◆ **Written problem**: Give the entries back exactly, dropping each image.

******

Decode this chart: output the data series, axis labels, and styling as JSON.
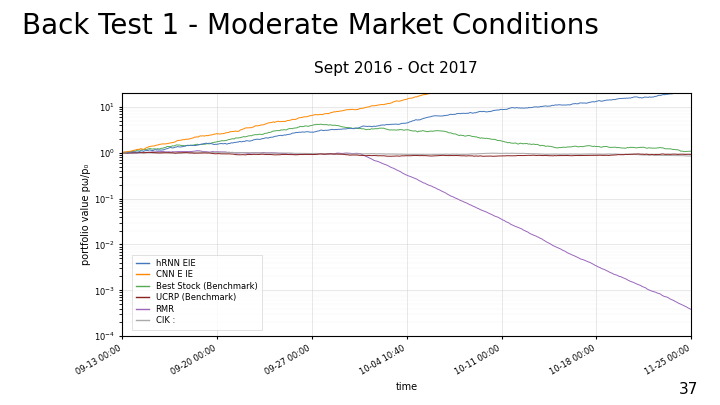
{
  "title": "Back Test 1 - Moderate Market Conditions",
  "subtitle": "Sept 2016 - Oct 2017",
  "xlabel": "time",
  "ylabel": "portfolio value pω/p₀",
  "page_number": "37",
  "legend_labels": [
    "hRNN EIE",
    "CNN E IE",
    "Best Stock (Benchmark)",
    "UCRP (Benchmark)",
    "RMR",
    "CIK :"
  ],
  "legend_colors": [
    "#4477bb",
    "#ff8800",
    "#55aa55",
    "#8b2222",
    "#9966bb",
    "#aaaaaa"
  ],
  "background_color": "#ffffff",
  "title_fontsize": 20,
  "subtitle_fontsize": 11,
  "axis_label_fontsize": 7,
  "tick_fontsize": 6,
  "legend_fontsize": 6,
  "date_ticks": [
    "09-13 00:00",
    "09-20 00:00",
    "09-27 00:00",
    "10-04 10:40",
    "10-11 00:00",
    "10-18 00:00",
    "11-25 00:00"
  ]
}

******

◆ **Reply to the task**:
Decode this chart: output the data series, axis labels, and styling as JSON.
{
  "title": "Back Test 1 - Moderate Market Conditions",
  "subtitle": "Sept 2016 - Oct 2017",
  "xlabel": "time",
  "ylabel": "portfolio value pω/p₀",
  "page_number": "37",
  "legend_labels": [
    "hRNN EIE",
    "CNN E IE",
    "Best Stock (Benchmark)",
    "UCRP (Benchmark)",
    "RMR",
    "CIK :"
  ],
  "legend_colors": [
    "#4477bb",
    "#ff8800",
    "#55aa55",
    "#8b2222",
    "#9966bb",
    "#aaaaaa"
  ],
  "background_color": "#ffffff",
  "title_fontsize": 20,
  "subtitle_fontsize": 11,
  "axis_label_fontsize": 7,
  "tick_fontsize": 6,
  "legend_fontsize": 6,
  "date_ticks": [
    "09-13 00:00",
    "09-20 00:00",
    "09-27 00:00",
    "10-04 10:40",
    "10-11 00:00",
    "10-18 00:00",
    "11-25 00:00"
  ]
}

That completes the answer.